What to work on
Set down the whole listing verbatim.

━━━━━ Input records ━━━━━

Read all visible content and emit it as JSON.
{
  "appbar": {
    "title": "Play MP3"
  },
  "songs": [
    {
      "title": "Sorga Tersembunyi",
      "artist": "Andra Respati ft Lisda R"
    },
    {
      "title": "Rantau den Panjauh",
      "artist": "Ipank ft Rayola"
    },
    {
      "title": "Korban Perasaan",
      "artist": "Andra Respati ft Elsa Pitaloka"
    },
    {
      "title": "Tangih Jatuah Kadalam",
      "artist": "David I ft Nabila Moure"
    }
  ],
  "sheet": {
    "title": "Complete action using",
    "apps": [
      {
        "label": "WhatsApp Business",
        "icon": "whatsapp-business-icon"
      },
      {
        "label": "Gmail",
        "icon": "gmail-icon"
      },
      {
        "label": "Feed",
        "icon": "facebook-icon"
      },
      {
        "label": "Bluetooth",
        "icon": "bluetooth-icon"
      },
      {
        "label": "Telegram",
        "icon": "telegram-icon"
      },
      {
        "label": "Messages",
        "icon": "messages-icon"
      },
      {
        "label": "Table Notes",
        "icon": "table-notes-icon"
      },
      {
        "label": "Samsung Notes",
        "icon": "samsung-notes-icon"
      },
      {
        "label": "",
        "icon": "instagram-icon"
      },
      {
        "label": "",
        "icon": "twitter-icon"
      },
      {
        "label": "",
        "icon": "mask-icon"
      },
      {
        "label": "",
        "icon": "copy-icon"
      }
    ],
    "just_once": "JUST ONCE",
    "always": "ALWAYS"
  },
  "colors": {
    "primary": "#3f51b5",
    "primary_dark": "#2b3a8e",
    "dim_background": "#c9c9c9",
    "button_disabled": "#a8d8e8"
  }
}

━━━━━

Completed task
Read all visible content and emit it as JSON.
{
  "appbar": {
    "title": "Play MP3"
  },
  "songs": [
    {
      "title": "Sorga Tersembunyi",
      "artist": "Andra Respati ft Lisda R"
    },
    {
      "title": "Rantau den Panjauh",
      "artist": "Ipank ft Rayola"
    },
    {
      "title": "Korban Perasaan",
      "artist": "Andra Respati ft Elsa Pitaloka"
    },
    {
      "title": "Tangih Jatuah Kadalam",
      "artist": "David I ft Nabila Moure"
    }
  ],
  "sheet": {
    "title": "Complete action using",
    "apps": [
      {
        "label": "WhatsApp Business",
        "icon": "whatsapp-business-icon"
      },
      {
        "label": "Gmail",
        "icon": "gmail-icon"
      },
      {
        "label": "Feed",
        "icon": "facebook-icon"
      },
      {
        "label": "Bluetooth",
        "icon": "bluetooth-icon"
      },
      {
        "label": "Telegram",
        "icon": "telegram-icon"
      },
      {
        "label": "Messages",
        "icon": "messages-icon"
      },
      {
        "label": "Table Notes",
        "icon": "table-notes-icon"
      },
      {
        "label": "Samsung Notes",
        "icon": "samsung-notes-icon"
      },
      {
        "label": "",
        "icon": "instagram-icon"
      },
      {
        "label": "",
        "icon": "twitter-icon"
      },
      {
        "label": "",
        "icon": "mask-icon"
      },
      {
        "label": "",
        "icon": "copy-icon"
      }
    ],
    "just_once": "JUST ONCE",
    "always": "ALWAYS"
  },
  "colors": {
    "primary": "#3f51b5",
    "primary_dark": "#2b3a8e",
    "dim_background": "#c9c9c9",
    "button_disabled": "#a8d8e8"
  }
}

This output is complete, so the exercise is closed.